§ WRITTEN EXERCISE: Go through the listing and copy each line with the string "Primärenergieverbrauch".

§ PROVIDED INFORMATION:

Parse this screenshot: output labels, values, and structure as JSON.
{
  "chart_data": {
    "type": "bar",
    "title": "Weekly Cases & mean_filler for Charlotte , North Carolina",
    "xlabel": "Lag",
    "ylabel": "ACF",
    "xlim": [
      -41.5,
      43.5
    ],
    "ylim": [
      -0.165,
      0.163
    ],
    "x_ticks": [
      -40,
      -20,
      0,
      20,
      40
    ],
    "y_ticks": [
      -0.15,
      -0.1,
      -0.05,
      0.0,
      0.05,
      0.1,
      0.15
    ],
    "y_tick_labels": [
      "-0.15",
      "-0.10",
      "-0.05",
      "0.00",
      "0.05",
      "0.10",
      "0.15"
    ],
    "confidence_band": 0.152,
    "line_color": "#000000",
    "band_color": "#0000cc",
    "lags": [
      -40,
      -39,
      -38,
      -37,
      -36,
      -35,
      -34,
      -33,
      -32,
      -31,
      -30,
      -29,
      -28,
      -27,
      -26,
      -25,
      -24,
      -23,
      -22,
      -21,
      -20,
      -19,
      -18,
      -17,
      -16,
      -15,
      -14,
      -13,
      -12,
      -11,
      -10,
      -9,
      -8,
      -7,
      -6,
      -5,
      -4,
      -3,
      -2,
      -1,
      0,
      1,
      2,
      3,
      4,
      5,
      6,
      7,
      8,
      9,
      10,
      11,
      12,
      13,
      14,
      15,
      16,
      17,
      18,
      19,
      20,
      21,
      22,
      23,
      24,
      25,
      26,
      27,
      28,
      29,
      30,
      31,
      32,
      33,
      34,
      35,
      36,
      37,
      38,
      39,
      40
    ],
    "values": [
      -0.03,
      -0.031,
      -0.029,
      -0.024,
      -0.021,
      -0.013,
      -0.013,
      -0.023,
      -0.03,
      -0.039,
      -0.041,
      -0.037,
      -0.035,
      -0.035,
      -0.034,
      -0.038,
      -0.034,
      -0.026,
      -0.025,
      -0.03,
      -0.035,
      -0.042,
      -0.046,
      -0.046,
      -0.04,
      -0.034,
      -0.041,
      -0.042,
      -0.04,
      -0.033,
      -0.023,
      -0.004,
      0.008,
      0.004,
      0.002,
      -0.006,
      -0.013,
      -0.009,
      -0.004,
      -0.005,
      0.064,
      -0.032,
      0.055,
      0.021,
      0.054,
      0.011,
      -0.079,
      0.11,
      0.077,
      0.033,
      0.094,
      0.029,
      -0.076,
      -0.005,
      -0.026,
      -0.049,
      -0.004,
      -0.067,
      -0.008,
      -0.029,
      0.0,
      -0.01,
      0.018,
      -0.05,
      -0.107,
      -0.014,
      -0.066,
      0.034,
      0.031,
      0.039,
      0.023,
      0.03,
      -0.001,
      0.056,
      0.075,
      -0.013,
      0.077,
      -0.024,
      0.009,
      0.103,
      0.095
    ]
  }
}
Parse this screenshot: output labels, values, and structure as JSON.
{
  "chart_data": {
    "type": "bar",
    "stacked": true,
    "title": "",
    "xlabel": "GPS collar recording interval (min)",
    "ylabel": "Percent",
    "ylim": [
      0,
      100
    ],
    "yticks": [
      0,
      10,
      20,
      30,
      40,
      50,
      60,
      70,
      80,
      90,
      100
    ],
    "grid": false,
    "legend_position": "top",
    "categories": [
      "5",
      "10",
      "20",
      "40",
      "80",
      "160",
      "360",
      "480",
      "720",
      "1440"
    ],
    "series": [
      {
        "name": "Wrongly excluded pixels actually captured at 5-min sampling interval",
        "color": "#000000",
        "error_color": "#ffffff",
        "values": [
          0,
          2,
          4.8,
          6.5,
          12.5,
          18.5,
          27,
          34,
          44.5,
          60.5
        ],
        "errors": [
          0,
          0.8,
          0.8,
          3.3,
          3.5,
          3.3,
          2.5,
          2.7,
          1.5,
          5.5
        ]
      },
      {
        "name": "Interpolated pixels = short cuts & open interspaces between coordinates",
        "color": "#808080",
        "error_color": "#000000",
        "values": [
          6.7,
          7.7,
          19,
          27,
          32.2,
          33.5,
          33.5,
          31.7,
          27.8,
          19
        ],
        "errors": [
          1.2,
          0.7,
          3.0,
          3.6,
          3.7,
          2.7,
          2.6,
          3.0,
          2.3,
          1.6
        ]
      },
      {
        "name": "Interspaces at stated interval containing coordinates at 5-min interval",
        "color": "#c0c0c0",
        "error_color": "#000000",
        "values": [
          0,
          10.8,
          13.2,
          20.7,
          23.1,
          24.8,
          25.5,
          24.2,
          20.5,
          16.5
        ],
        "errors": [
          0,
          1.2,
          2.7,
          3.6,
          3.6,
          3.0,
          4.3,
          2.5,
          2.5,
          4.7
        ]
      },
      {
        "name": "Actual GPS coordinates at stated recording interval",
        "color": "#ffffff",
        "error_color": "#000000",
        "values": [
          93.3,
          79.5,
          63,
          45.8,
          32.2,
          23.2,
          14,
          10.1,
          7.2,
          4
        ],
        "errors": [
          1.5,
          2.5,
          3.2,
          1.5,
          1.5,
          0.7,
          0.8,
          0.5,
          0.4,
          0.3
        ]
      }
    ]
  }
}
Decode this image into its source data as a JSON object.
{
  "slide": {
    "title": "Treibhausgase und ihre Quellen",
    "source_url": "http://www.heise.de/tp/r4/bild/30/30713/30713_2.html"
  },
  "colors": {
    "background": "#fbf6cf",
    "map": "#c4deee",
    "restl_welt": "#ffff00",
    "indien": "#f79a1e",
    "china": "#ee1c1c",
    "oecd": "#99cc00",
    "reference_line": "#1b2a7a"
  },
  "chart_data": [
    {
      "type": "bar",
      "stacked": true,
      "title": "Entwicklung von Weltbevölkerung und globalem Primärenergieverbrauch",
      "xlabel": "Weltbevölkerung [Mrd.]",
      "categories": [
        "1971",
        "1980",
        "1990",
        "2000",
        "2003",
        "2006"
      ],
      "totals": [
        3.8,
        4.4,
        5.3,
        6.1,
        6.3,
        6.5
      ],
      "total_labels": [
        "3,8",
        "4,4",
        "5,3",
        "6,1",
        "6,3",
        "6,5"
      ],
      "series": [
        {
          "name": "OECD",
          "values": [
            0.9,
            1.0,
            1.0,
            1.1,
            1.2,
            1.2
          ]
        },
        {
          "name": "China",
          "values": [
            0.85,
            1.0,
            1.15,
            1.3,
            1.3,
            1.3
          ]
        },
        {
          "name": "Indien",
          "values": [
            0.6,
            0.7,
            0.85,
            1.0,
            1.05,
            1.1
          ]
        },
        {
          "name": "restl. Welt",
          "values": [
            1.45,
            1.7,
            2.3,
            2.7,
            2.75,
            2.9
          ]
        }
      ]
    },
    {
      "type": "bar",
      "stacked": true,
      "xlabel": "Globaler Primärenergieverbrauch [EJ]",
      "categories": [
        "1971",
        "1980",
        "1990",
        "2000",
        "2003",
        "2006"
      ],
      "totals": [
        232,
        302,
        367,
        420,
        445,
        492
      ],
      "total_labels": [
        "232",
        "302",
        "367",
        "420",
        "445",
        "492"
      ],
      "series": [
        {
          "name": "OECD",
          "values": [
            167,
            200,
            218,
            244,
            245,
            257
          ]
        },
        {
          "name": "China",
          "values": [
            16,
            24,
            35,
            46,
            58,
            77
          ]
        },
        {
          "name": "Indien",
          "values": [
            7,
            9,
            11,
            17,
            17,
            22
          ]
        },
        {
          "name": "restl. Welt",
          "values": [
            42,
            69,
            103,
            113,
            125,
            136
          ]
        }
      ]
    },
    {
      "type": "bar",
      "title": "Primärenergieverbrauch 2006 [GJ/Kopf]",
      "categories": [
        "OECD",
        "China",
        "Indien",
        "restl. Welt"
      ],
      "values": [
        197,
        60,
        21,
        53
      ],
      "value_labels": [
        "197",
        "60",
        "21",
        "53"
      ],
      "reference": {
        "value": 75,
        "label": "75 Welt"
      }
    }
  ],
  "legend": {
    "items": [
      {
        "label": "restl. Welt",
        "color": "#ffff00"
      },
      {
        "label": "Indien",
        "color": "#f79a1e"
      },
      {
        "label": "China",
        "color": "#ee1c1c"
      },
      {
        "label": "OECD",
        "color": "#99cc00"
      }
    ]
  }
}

§ WRITTEN ANSWER:
      "title": "Entwicklung von Weltbevölkerung und globalem Primärenergieverbrauch",
      "xlabel": "Globaler Primärenergieverbrauch [EJ]",
      "title": "Primärenergieverbrauch 2006 [GJ/Kopf]",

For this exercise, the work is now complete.